begin Material

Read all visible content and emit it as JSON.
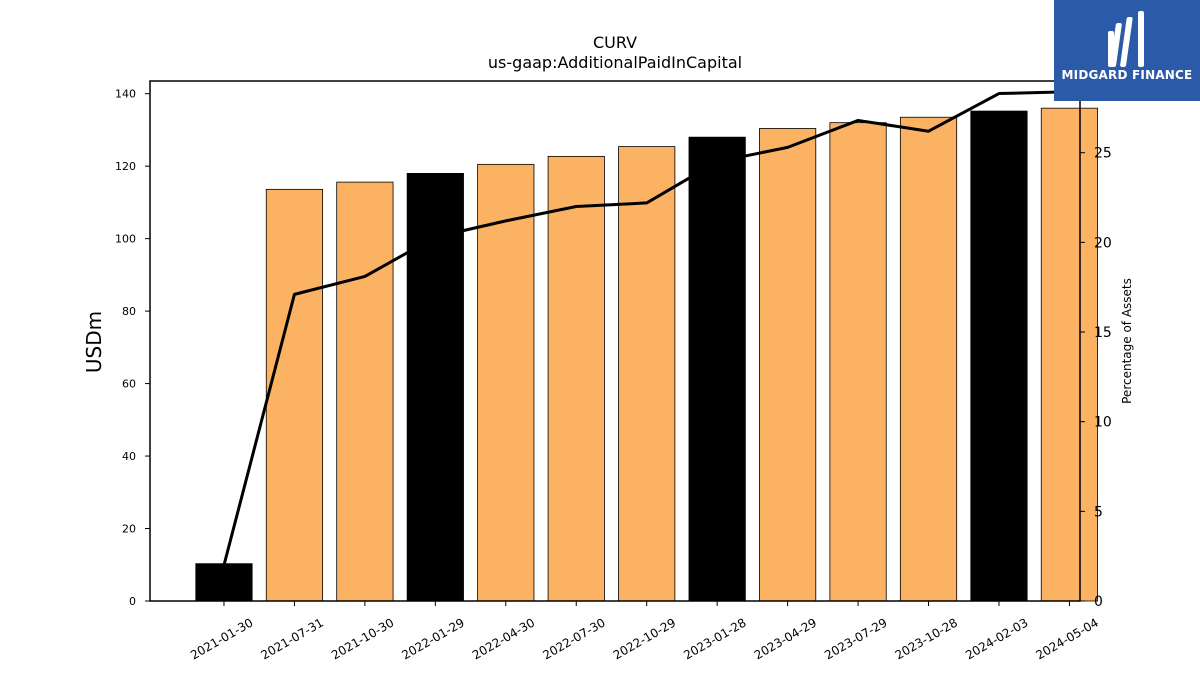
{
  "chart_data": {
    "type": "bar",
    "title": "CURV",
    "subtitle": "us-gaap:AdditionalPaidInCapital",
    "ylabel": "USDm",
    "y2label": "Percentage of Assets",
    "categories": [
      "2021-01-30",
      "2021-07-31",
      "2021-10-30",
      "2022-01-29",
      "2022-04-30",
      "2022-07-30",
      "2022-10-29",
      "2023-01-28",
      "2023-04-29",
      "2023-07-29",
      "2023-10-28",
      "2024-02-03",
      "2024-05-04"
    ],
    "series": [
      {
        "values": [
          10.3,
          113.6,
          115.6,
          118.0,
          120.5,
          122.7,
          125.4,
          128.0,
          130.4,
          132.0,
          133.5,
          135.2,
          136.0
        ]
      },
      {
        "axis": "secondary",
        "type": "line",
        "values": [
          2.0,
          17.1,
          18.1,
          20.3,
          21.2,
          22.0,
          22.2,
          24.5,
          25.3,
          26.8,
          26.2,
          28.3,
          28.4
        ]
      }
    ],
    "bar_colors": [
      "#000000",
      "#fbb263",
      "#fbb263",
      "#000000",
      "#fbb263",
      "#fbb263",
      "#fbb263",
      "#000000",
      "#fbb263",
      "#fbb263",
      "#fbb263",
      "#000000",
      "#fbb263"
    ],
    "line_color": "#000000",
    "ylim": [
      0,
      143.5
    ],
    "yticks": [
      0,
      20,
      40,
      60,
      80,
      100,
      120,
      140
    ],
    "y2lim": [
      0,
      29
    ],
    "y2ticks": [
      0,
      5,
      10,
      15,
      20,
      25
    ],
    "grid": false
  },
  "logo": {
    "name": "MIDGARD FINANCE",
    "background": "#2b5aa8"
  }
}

end Material

Reproduce the full material exactly, excluding the pictures.

» **Solution**:
Read all visible content and emit it as JSON.
{
  "chart_data": {
    "type": "bar",
    "title": "CURV",
    "subtitle": "us-gaap:AdditionalPaidInCapital",
    "ylabel": "USDm",
    "y2label": "Percentage of Assets",
    "categories": [
      "2021-01-30",
      "2021-07-31",
      "2021-10-30",
      "2022-01-29",
      "2022-04-30",
      "2022-07-30",
      "2022-10-29",
      "2023-01-28",
      "2023-04-29",
      "2023-07-29",
      "2023-10-28",
      "2024-02-03",
      "2024-05-04"
    ],
    "series": [
      {
        "values": [
          10.3,
          113.6,
          115.6,
          118.0,
          120.5,
          122.7,
          125.4,
          128.0,
          130.4,
          132.0,
          133.5,
          135.2,
          136.0
        ]
      },
      {
        "axis": "secondary",
        "type": "line",
        "values": [
          2.0,
          17.1,
          18.1,
          20.3,
          21.2,
          22.0,
          22.2,
          24.5,
          25.3,
          26.8,
          26.2,
          28.3,
          28.4
        ]
      }
    ],
    "bar_colors": [
      "#000000",
      "#fbb263",
      "#fbb263",
      "#000000",
      "#fbb263",
      "#fbb263",
      "#fbb263",
      "#000000",
      "#fbb263",
      "#fbb263",
      "#fbb263",
      "#000000",
      "#fbb263"
    ],
    "line_color": "#000000",
    "ylim": [
      0,
      143.5
    ],
    "yticks": [
      0,
      20,
      40,
      60,
      80,
      100,
      120,
      140
    ],
    "y2lim": [
      0,
      29
    ],
    "y2ticks": [
      0,
      5,
      10,
      15,
      20,
      25
    ],
    "grid": false
  },
  "logo": {
    "name": "MIDGARD FINANCE",
    "background": "#2b5aa8"
  }
}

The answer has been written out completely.